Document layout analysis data
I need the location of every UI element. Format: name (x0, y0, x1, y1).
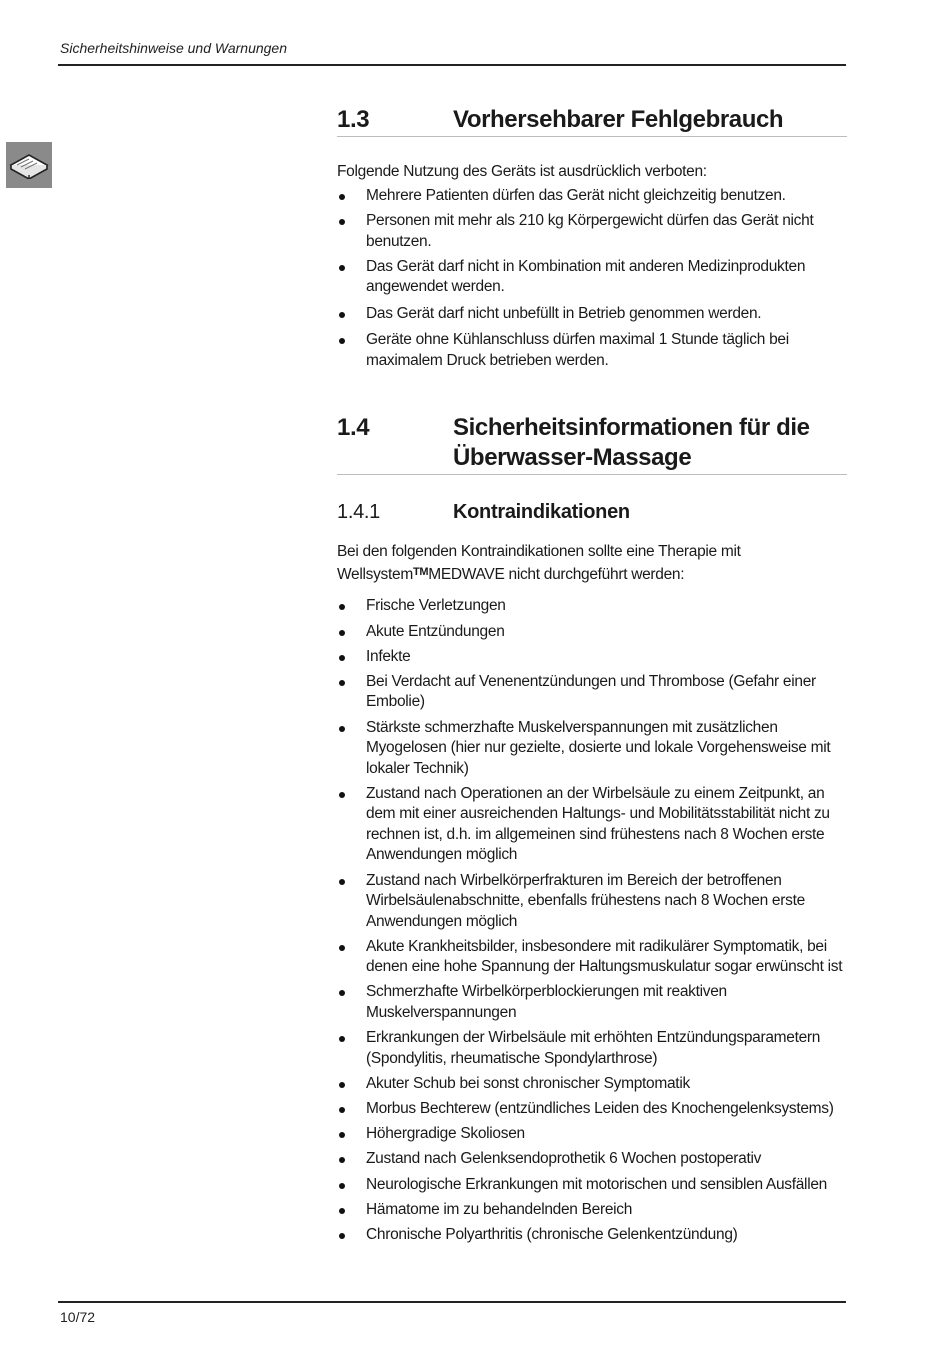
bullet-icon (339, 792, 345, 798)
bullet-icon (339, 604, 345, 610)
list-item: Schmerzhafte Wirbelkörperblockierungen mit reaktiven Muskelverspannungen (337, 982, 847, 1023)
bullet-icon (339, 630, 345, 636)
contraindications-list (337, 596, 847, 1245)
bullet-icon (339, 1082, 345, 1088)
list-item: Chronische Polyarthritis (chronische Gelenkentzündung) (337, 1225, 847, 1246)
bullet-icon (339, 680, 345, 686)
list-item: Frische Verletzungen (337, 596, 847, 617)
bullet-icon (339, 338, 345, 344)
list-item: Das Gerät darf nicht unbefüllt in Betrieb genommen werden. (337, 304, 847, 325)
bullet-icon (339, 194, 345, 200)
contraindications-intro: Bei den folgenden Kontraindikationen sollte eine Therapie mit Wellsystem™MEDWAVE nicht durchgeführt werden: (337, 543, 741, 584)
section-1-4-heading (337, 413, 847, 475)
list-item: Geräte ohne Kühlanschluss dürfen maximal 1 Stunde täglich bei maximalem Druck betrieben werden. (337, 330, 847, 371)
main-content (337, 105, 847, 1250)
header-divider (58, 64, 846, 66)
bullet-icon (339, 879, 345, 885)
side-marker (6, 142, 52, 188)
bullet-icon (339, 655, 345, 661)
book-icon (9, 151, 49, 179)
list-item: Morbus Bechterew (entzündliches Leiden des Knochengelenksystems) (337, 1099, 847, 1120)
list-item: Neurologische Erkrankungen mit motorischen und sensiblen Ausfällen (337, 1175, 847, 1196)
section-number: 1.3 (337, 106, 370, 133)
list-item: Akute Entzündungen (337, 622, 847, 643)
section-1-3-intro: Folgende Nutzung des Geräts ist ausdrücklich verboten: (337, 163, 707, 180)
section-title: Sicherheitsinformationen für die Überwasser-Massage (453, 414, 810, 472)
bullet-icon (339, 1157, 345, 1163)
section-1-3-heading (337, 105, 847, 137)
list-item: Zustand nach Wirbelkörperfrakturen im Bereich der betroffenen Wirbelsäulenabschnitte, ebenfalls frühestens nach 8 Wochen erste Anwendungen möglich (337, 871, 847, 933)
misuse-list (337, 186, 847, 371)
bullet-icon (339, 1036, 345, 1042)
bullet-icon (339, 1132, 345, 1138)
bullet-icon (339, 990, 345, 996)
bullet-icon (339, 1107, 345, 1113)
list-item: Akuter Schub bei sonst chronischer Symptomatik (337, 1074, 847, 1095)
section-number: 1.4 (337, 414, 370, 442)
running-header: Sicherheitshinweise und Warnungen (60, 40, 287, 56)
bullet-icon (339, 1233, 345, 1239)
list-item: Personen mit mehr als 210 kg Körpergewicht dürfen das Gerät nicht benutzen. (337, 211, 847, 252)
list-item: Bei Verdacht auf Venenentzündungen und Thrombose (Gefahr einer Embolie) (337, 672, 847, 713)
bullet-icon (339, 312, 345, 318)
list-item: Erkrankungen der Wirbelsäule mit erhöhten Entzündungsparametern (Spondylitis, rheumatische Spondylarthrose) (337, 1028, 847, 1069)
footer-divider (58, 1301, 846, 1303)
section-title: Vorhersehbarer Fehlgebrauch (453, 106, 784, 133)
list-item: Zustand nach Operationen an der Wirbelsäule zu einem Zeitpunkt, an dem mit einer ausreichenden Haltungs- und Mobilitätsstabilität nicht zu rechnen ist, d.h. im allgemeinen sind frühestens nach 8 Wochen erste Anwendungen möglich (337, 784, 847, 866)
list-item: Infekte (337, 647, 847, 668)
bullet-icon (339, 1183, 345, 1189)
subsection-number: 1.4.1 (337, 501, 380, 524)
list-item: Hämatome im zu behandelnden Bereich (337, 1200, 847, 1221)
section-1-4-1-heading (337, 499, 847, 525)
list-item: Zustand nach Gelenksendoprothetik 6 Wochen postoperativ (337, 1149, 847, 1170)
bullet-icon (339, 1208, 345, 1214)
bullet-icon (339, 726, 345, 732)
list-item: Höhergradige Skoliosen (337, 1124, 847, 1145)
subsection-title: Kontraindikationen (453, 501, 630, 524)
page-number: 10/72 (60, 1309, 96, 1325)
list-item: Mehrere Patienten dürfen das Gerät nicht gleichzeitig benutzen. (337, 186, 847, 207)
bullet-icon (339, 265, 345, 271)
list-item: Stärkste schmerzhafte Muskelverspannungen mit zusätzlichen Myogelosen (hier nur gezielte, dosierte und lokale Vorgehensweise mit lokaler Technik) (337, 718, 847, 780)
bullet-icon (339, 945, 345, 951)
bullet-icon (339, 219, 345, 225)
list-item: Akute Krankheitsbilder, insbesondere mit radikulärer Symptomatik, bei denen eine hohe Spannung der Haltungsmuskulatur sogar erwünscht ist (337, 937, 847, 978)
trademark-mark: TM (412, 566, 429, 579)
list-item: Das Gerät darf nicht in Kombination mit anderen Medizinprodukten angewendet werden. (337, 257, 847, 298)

--

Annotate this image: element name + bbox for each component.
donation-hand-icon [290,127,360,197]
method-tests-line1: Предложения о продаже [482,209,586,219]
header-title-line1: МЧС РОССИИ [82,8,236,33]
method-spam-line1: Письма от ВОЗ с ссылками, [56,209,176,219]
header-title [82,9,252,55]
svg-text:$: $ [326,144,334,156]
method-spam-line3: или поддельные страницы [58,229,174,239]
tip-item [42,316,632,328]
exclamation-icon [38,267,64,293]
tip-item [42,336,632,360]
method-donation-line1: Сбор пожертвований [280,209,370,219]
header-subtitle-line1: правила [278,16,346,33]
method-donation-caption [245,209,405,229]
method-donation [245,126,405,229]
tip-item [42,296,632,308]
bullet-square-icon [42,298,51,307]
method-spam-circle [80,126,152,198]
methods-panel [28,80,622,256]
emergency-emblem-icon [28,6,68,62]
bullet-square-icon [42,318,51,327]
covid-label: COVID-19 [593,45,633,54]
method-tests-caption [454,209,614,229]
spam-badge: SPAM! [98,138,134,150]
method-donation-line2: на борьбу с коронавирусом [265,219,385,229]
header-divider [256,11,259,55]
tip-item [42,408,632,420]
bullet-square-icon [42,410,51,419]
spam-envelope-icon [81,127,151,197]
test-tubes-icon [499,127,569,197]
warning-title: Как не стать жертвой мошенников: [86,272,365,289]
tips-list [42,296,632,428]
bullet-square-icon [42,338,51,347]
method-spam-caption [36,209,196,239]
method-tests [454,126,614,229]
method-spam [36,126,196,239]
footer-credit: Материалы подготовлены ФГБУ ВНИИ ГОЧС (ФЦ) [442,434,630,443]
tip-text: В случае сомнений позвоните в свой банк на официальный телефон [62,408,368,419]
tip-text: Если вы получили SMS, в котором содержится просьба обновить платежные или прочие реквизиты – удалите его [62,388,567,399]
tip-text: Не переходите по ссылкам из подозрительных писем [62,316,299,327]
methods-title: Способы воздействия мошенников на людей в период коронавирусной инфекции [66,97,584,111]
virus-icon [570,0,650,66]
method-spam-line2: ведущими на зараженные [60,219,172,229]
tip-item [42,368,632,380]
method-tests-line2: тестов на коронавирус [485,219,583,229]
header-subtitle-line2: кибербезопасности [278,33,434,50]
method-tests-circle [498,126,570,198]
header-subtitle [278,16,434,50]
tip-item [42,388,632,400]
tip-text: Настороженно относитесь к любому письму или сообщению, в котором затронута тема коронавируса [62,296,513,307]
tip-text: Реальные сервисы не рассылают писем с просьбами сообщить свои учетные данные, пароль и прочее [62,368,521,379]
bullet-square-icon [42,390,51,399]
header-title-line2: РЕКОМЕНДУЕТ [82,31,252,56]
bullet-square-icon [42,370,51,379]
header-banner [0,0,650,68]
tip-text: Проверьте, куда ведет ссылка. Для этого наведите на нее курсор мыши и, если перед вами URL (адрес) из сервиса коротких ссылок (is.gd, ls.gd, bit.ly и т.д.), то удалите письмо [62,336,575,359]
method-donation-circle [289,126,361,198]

(Assignment): In the records above, how many lines include the string "footer"? Answer with only the number.

(Reply): 2